### Exercise details
Take the line containing "Output a JSON" through the last line of the data and retype those lines exactly. Pictures do not belong in the copy.

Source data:
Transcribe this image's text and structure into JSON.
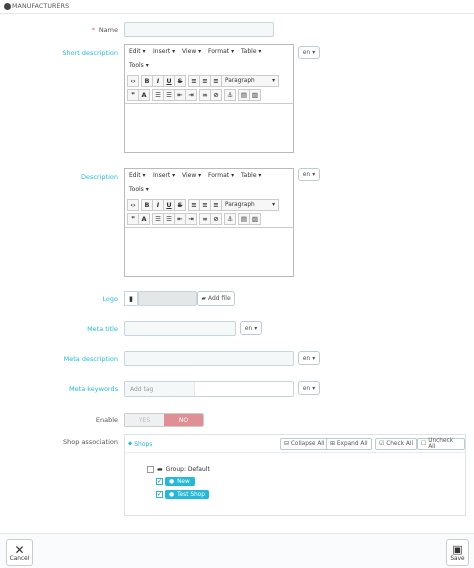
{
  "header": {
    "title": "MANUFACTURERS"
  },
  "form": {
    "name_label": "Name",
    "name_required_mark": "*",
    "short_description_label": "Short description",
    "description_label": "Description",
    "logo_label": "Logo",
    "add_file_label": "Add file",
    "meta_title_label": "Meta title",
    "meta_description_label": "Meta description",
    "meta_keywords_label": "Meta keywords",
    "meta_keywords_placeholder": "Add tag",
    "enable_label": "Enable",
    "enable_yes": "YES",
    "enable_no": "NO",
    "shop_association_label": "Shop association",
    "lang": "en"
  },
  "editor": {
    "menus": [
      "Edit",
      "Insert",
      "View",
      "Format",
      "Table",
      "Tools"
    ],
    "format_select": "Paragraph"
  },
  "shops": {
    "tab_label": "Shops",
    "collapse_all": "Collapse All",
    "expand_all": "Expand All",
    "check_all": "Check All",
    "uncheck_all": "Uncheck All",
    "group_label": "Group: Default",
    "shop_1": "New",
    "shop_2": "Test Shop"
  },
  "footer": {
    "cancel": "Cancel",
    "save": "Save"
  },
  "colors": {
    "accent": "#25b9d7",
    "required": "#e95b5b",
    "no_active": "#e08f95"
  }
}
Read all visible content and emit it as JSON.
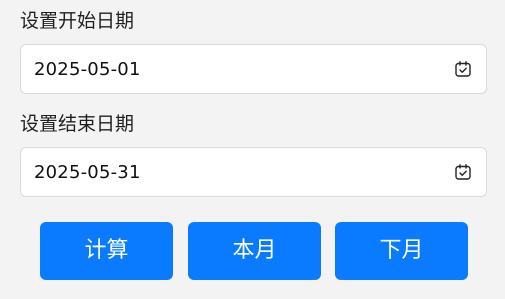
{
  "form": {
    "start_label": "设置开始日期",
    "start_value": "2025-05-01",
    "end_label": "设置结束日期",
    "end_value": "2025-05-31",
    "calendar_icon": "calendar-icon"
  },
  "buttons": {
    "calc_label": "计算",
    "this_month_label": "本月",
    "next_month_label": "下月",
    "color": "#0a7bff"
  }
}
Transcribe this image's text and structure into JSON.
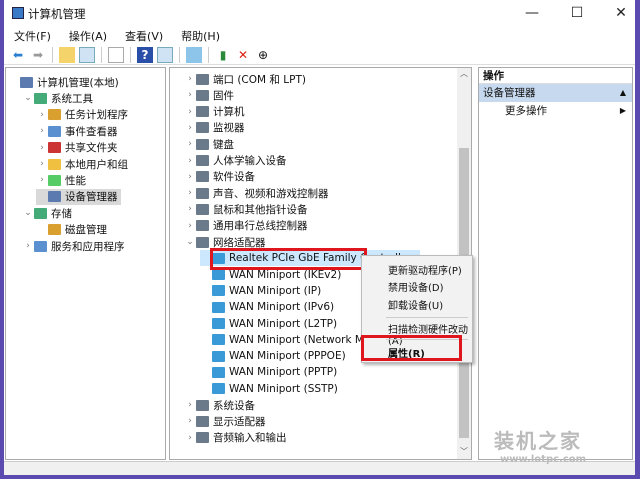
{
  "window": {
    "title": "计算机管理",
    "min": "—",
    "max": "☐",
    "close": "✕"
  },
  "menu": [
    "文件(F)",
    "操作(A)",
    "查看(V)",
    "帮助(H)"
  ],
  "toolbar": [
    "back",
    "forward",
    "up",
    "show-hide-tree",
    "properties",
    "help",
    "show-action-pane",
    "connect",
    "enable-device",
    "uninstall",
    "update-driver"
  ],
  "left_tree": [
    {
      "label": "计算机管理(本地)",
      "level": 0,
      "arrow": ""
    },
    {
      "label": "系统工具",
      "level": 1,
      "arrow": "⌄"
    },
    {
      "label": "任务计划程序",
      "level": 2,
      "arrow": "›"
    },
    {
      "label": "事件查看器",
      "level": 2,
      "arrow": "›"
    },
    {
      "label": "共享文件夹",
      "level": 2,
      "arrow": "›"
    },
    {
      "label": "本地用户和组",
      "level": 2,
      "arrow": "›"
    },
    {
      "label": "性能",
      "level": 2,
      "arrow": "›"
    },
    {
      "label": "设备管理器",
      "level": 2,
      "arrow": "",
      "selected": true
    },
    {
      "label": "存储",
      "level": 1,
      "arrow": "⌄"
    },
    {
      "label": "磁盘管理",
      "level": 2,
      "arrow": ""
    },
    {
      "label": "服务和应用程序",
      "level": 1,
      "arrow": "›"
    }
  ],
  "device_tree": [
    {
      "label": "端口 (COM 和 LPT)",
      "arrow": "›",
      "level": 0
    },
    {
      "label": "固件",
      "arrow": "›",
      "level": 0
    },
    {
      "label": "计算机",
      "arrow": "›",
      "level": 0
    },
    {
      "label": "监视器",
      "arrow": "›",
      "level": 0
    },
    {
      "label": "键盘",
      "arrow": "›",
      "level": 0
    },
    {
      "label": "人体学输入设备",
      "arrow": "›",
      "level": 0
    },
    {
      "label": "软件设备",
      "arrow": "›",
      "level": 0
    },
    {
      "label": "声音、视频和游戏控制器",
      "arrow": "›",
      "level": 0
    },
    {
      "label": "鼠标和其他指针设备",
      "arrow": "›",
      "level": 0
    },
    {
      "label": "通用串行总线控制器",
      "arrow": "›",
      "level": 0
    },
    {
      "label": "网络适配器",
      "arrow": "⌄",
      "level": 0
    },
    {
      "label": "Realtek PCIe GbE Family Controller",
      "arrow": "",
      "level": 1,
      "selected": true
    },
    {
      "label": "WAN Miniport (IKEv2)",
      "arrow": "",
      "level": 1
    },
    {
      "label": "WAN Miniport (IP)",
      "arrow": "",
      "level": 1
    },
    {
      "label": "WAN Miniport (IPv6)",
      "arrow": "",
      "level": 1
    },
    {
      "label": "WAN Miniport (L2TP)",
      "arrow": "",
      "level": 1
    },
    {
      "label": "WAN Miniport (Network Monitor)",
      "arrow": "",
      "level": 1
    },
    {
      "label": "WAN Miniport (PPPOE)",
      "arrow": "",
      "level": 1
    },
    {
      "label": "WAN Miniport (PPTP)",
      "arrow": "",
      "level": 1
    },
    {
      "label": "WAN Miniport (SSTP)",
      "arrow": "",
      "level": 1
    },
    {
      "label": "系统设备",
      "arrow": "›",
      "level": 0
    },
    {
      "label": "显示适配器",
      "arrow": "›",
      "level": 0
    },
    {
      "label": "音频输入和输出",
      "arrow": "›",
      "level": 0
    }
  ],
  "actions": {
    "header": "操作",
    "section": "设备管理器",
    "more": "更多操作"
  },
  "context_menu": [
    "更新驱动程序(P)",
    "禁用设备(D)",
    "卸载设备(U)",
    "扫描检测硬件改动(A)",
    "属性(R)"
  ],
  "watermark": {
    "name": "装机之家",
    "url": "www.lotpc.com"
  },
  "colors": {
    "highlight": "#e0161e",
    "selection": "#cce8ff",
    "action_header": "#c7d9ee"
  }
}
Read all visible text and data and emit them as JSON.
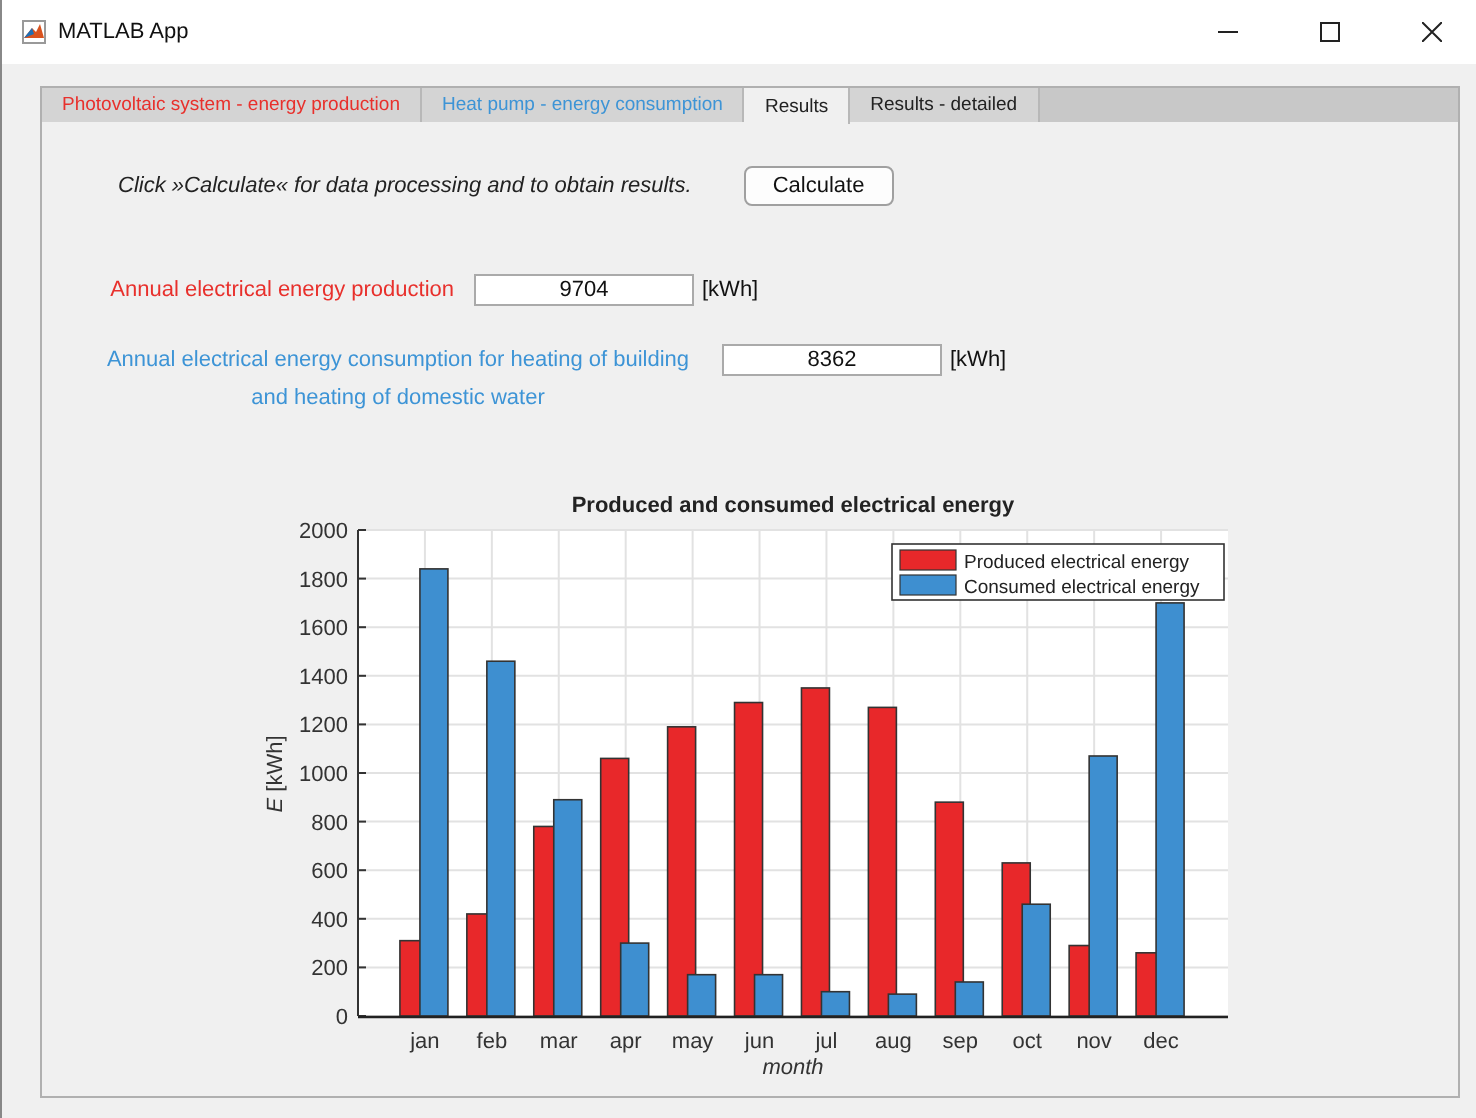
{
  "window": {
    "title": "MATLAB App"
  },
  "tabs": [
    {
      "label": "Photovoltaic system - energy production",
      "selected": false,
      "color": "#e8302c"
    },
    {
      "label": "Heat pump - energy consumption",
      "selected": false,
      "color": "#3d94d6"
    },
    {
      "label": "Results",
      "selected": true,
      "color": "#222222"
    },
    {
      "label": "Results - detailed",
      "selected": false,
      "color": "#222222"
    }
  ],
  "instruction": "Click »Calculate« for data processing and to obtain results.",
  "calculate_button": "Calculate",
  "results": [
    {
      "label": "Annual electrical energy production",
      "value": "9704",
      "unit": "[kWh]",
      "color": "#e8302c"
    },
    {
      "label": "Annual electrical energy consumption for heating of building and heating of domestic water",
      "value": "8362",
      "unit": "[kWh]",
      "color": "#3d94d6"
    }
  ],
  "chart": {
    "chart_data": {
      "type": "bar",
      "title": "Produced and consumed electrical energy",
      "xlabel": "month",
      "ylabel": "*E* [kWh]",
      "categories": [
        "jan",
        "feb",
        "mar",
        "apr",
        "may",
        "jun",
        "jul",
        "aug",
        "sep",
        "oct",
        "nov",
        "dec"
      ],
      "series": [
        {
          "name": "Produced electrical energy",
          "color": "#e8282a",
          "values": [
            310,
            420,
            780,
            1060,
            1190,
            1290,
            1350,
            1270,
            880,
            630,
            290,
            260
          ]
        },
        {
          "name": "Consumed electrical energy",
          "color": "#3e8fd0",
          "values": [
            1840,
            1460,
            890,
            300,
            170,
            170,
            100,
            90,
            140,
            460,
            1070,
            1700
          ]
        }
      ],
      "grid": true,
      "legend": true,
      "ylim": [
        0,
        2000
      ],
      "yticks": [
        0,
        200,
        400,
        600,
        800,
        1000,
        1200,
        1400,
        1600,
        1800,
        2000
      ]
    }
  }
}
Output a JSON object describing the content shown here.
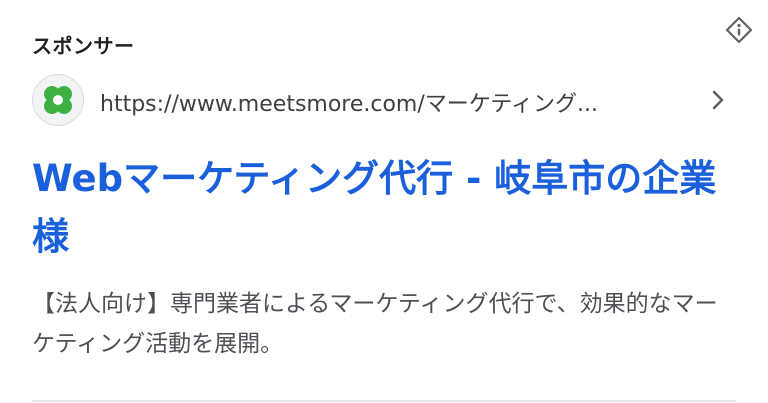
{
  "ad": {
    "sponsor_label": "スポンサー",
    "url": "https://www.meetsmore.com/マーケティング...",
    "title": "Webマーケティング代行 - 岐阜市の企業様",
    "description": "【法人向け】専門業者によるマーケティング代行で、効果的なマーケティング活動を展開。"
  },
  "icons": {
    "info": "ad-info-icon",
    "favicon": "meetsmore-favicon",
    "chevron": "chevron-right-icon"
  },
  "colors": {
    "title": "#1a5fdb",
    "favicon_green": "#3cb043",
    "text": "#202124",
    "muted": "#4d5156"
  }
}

### Solution
Output a JSON object describing the content shown here.
{
  "ad": {
    "sponsor_label": "スポンサー",
    "url": "https://www.meetsmore.com/マーケティング...",
    "title": "Webマーケティング代行 - 岐阜市の企業様",
    "description": "【法人向け】専門業者によるマーケティング代行で、効果的なマーケティング活動を展開。"
  },
  "icons": {
    "info": "ad-info-icon",
    "favicon": "meetsmore-favicon",
    "chevron": "chevron-right-icon"
  },
  "colors": {
    "title": "#1a5fdb",
    "favicon_green": "#3cb043",
    "text": "#202124",
    "muted": "#4d5156"
  }
}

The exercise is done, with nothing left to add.